### WHAT YOU SHOULD DO
Retype the material in full, keeping every word the same.

******

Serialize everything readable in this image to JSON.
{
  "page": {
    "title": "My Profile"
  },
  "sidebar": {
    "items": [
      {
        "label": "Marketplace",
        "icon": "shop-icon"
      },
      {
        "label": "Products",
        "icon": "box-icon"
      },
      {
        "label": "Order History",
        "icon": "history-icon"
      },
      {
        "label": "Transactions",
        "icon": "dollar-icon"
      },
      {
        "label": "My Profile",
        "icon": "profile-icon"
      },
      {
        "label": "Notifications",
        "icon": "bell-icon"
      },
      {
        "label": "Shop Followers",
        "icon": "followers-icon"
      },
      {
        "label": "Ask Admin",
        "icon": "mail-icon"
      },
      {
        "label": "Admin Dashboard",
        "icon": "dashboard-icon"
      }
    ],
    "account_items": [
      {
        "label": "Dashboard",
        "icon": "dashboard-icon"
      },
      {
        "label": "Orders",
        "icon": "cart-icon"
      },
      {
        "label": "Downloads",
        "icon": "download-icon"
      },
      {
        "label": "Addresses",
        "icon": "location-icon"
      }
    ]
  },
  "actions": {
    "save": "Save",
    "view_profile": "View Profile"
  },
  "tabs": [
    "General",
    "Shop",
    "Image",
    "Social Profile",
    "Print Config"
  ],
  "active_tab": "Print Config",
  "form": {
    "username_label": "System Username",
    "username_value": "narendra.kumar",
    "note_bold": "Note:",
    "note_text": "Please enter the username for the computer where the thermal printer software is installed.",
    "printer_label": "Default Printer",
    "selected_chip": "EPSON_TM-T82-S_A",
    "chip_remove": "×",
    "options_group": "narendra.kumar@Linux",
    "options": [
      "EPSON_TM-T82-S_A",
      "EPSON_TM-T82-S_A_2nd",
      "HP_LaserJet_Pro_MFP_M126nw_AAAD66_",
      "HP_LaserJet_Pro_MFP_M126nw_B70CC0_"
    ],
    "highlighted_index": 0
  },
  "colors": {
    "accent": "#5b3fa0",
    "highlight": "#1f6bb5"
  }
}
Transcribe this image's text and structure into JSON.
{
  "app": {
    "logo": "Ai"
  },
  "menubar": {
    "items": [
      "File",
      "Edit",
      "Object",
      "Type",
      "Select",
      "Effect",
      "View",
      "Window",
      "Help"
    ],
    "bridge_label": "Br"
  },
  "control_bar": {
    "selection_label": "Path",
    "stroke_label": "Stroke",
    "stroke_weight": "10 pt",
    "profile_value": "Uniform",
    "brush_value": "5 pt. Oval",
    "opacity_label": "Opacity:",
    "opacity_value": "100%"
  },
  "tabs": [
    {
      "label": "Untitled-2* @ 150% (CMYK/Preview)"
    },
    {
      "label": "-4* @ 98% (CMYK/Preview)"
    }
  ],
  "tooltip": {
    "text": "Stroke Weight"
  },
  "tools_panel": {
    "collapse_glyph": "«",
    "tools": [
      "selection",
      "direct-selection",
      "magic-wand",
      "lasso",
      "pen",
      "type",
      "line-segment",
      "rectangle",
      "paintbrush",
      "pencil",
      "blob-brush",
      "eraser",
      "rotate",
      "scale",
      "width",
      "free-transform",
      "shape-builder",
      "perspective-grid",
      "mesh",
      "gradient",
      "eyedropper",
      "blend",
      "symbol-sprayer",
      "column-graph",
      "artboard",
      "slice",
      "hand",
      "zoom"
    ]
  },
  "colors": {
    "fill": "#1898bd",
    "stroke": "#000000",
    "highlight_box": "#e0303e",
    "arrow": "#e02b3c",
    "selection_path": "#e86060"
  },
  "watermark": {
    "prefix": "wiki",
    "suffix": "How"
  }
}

******

### OUTPUT FOR THIS EXERCISE
Serialize everything readable in this image to JSON.
{
  "page": {
    "title": "My Profile"
  },
  "sidebar": {
    "items": [
      {
        "label": "Marketplace",
        "icon": "shop-icon"
      },
      {
        "label": "Products",
        "icon": "box-icon"
      },
      {
        "label": "Order History",
        "icon": "history-icon"
      },
      {
        "label": "Transactions",
        "icon": "dollar-icon"
      },
      {
        "label": "My Profile",
        "icon": "profile-icon"
      },
      {
        "label": "Notifications",
        "icon": "bell-icon"
      },
      {
        "label": "Shop Followers",
        "icon": "followers-icon"
      },
      {
        "label": "Ask Admin",
        "icon": "mail-icon"
      },
      {
        "label": "Admin Dashboard",
        "icon": "dashboard-icon"
      }
    ],
    "account_items": [
      {
        "label": "Dashboard",
        "icon": "dashboard-icon"
      },
      {
        "label": "Orders",
        "icon": "cart-icon"
      },
      {
        "label": "Downloads",
        "icon": "download-icon"
      },
      {
        "label": "Addresses",
        "icon": "location-icon"
      }
    ]
  },
  "actions": {
    "save": "Save",
    "view_profile": "View Profile"
  },
  "tabs": [
    "General",
    "Shop",
    "Image",
    "Social Profile",
    "Print Config"
  ],
  "active_tab": "Print Config",
  "form": {
    "username_label": "System Username",
    "username_value": "narendra.kumar",
    "note_bold": "Note:",
    "note_text": "Please enter the username for the computer where the thermal printer software is installed.",
    "printer_label": "Default Printer",
    "selected_chip": "EPSON_TM-T82-S_A",
    "chip_remove": "×",
    "options_group": "narendra.kumar@Linux",
    "options": [
      "EPSON_TM-T82-S_A",
      "EPSON_TM-T82-S_A_2nd",
      "HP_LaserJet_Pro_MFP_M126nw_AAAD66_",
      "HP_LaserJet_Pro_MFP_M126nw_B70CC0_"
    ],
    "highlighted_index": 0
  },
  "colors": {
    "accent": "#5b3fa0",
    "highlight": "#1f6bb5"
  }
}
Transcribe this image's text and structure into JSON.
{
  "app": {
    "logo": "Ai"
  },
  "menubar": {
    "items": [
      "File",
      "Edit",
      "Object",
      "Type",
      "Select",
      "Effect",
      "View",
      "Window",
      "Help"
    ],
    "bridge_label": "Br"
  },
  "control_bar": {
    "selection_label": "Path",
    "stroke_label": "Stroke",
    "stroke_weight": "10 pt",
    "profile_value": "Uniform",
    "brush_value": "5 pt. Oval",
    "opacity_label": "Opacity:",
    "opacity_value": "100%"
  },
  "tabs": [
    {
      "label": "Untitled-2* @ 150% (CMYK/Preview)"
    },
    {
      "label": "-4* @ 98% (CMYK/Preview)"
    }
  ],
  "tooltip": {
    "text": "Stroke Weight"
  },
  "tools_panel": {
    "collapse_glyph": "«",
    "tools": [
      "selection",
      "direct-selection",
      "magic-wand",
      "lasso",
      "pen",
      "type",
      "line-segment",
      "rectangle",
      "paintbrush",
      "pencil",
      "blob-brush",
      "eraser",
      "rotate",
      "scale",
      "width",
      "free-transform",
      "shape-builder",
      "perspective-grid",
      "mesh",
      "gradient",
      "eyedropper",
      "blend",
      "symbol-sprayer",
      "column-graph",
      "artboard",
      "slice",
      "hand",
      "zoom"
    ]
  },
  "colors": {
    "fill": "#1898bd",
    "stroke": "#000000",
    "highlight_box": "#e0303e",
    "arrow": "#e02b3c",
    "selection_path": "#e86060"
  },
  "watermark": {
    "prefix": "wiki",
    "suffix": "How"
  }
}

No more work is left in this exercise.